== INPUT ROWS ==

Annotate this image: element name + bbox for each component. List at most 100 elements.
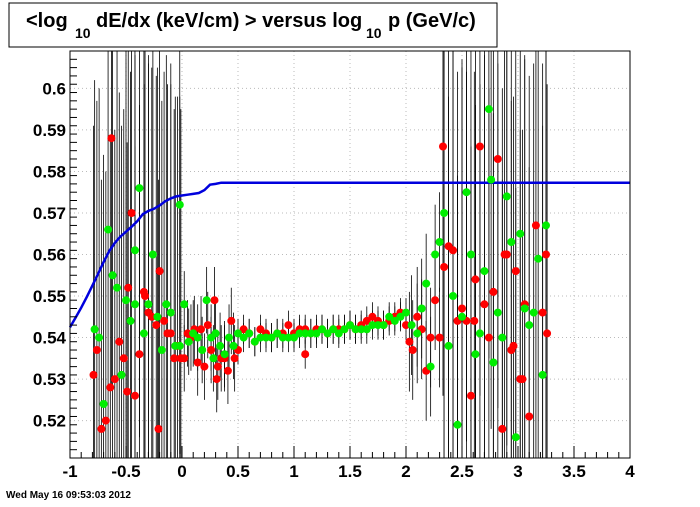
green-point <box>440 209 449 217</box>
red-point <box>470 316 479 325</box>
title-box: <log 10 dE/dx (keV/cm) > versus log 10 p… <box>8 2 498 48</box>
red-point <box>203 321 212 330</box>
green-point <box>108 271 117 280</box>
green-point <box>148 250 157 259</box>
red-point <box>511 267 520 276</box>
green-point <box>402 308 410 317</box>
red-point <box>106 383 115 392</box>
green-point <box>351 325 360 334</box>
y-tick-label: 0.54 <box>33 329 67 348</box>
green-point <box>306 329 315 338</box>
green-point <box>511 433 520 442</box>
green-point <box>426 362 435 371</box>
green-point <box>502 192 511 201</box>
green-point <box>273 329 282 338</box>
green-point <box>135 184 144 193</box>
green-point <box>245 329 254 338</box>
green-point <box>95 333 104 342</box>
red-point <box>493 155 502 163</box>
green-point <box>180 300 189 309</box>
red-point <box>500 250 509 259</box>
title-sub-1: 10 <box>75 25 91 41</box>
red-point <box>230 354 239 363</box>
red-point <box>405 337 414 346</box>
x-tick-label: 1.5 <box>338 462 362 481</box>
x-tick-label: 3 <box>513 462 522 481</box>
axes: -1 -0.5 0 0.5 1 1.5 2 2.5 3 3.5 4 0.52 0.53 0.54 0.55 0… <box>33 50 635 481</box>
red-point <box>489 287 498 296</box>
green-point <box>462 188 471 197</box>
green-point <box>396 312 405 321</box>
green-point <box>209 354 218 363</box>
timestamp-footer: Wed May 16 09:53:03 2012 <box>6 490 131 501</box>
green-point <box>312 329 321 338</box>
data-points <box>89 105 552 442</box>
green-point <box>453 420 462 429</box>
green-point <box>390 316 399 325</box>
green-point <box>139 329 148 338</box>
green-point <box>444 341 453 350</box>
green-point <box>413 329 422 338</box>
green-point <box>278 333 287 342</box>
red-point <box>227 316 236 325</box>
red-point <box>509 341 518 350</box>
red-point <box>101 416 110 425</box>
green-point <box>144 300 153 309</box>
green-point <box>295 329 304 338</box>
green-point <box>507 238 516 246</box>
green-point <box>250 337 259 346</box>
green-point <box>126 316 135 325</box>
red-point <box>467 391 475 400</box>
red-point <box>131 391 139 400</box>
green-point <box>122 296 130 305</box>
green-point <box>90 325 99 334</box>
red-point <box>197 325 205 334</box>
y-tick-label: 0.57 <box>33 204 66 223</box>
red-point <box>147 312 156 321</box>
red-point <box>193 358 202 367</box>
green-point <box>379 321 388 330</box>
red-point <box>449 246 457 255</box>
red-point <box>426 333 435 342</box>
red-point <box>538 308 547 317</box>
red-point <box>239 325 248 334</box>
green-point <box>435 238 444 246</box>
green-point <box>318 325 326 334</box>
green-point <box>220 350 229 359</box>
green-point <box>234 329 242 338</box>
red-point <box>543 329 552 338</box>
green-point <box>166 308 175 317</box>
x-tick-label: 0.5 <box>226 462 250 481</box>
green-point <box>487 175 496 184</box>
red-point <box>542 250 550 259</box>
y-tick-label: 0.56 <box>33 246 66 265</box>
x-tick-label: 4 <box>625 462 635 481</box>
green-point <box>471 350 480 359</box>
green-point <box>113 283 121 292</box>
x-tick-label: 2 <box>401 462 410 481</box>
y-tick-label: 0.55 <box>33 287 66 306</box>
x-tick-label: -0.5 <box>111 462 140 481</box>
green-point <box>131 246 139 255</box>
green-point <box>525 321 534 330</box>
green-point <box>211 329 220 338</box>
green-point <box>374 321 382 330</box>
red-point <box>475 142 484 151</box>
green-point <box>290 333 298 342</box>
red-point <box>89 370 98 379</box>
green-point <box>346 321 354 330</box>
green-point <box>362 325 371 334</box>
red-point <box>97 424 106 433</box>
x-tick-label: 1 <box>289 462 298 481</box>
x-tick-label: -1 <box>62 462 77 481</box>
red-point <box>408 346 417 354</box>
green-point <box>225 333 233 342</box>
green-point <box>131 300 139 309</box>
red-point <box>200 362 209 371</box>
green-point <box>329 325 338 334</box>
x-tick-label: 2.5 <box>450 462 474 481</box>
x-tick-label: 3.5 <box>562 462 586 481</box>
red-point <box>525 412 534 421</box>
curve-layer <box>68 181 630 328</box>
y-tick-label: 0.58 <box>33 162 66 181</box>
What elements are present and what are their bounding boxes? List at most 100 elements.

===

### [WRITTEN PROBLEM]
Copy out the rows starting with the line that contains "green-point <box>440 209 449 217</box>" and ending with the line that contains "red-point <box>467 391 475 400</box>", renaming every "red-point" to "red-dot" and keeping everything else the same.

### [SOLUTION TO THE EXERCISE]
green-point <box>440 209 449 217</box>
red-dot <box>470 316 479 325</box>
title-box: <log 10 dE/dx (keV/cm) > versus log 10 p… <box>8 2 498 48</box>
red-dot <box>203 321 212 330</box>
green-point <box>108 271 117 280</box>
green-point <box>148 250 157 259</box>
red-dot <box>511 267 520 276</box>
green-point <box>402 308 410 317</box>
red-dot <box>106 383 115 392</box>
green-point <box>351 325 360 334</box>
y-tick-label: 0.54 <box>33 329 67 348</box>
green-point <box>306 329 315 338</box>
green-point <box>511 433 520 442</box>
green-point <box>426 362 435 371</box>
green-point <box>502 192 511 201</box>
green-point <box>273 329 282 338</box>
green-point <box>135 184 144 193</box>
green-point <box>245 329 254 338</box>
green-point <box>95 333 104 342</box>
red-dot <box>493 155 502 163</box>
green-point <box>180 300 189 309</box>
red-dot <box>500 250 509 259</box>
title-sub-1: 10 <box>75 25 91 41</box>
red-dot <box>230 354 239 363</box>
red-dot <box>405 337 414 346</box>
x-tick-label: 1.5 <box>338 462 362 481</box>
x-tick-label: 3 <box>513 462 522 481</box>
axes: -1 -0.5 0 0.5 1 1.5 2 2.5 3 3.5 4 0.52 0.53 0.54 0.55 0… <box>33 50 635 481</box>
red-dot <box>489 287 498 296</box>
green-point <box>462 188 471 197</box>
green-point <box>396 312 405 321</box>
green-point <box>209 354 218 363</box>
timestamp-footer: Wed May 16 09:53:03 2012 <box>6 490 131 501</box>
green-point <box>312 329 321 338</box>
data-points <box>89 105 552 442</box>
green-point <box>453 420 462 429</box>
green-point <box>390 316 399 325</box>
green-point <box>139 329 148 338</box>
green-point <box>444 341 453 350</box>
green-point <box>413 329 422 338</box>
green-point <box>278 333 287 342</box>
red-dot <box>227 316 236 325</box>
red-dot <box>509 341 518 350</box>
red-dot <box>101 416 110 425</box>
green-point <box>144 300 153 309</box>
green-point <box>295 329 304 338</box>
green-point <box>507 238 516 246</box>
green-point <box>250 337 259 346</box>
green-point <box>126 316 135 325</box>
red-dot <box>467 391 475 400</box>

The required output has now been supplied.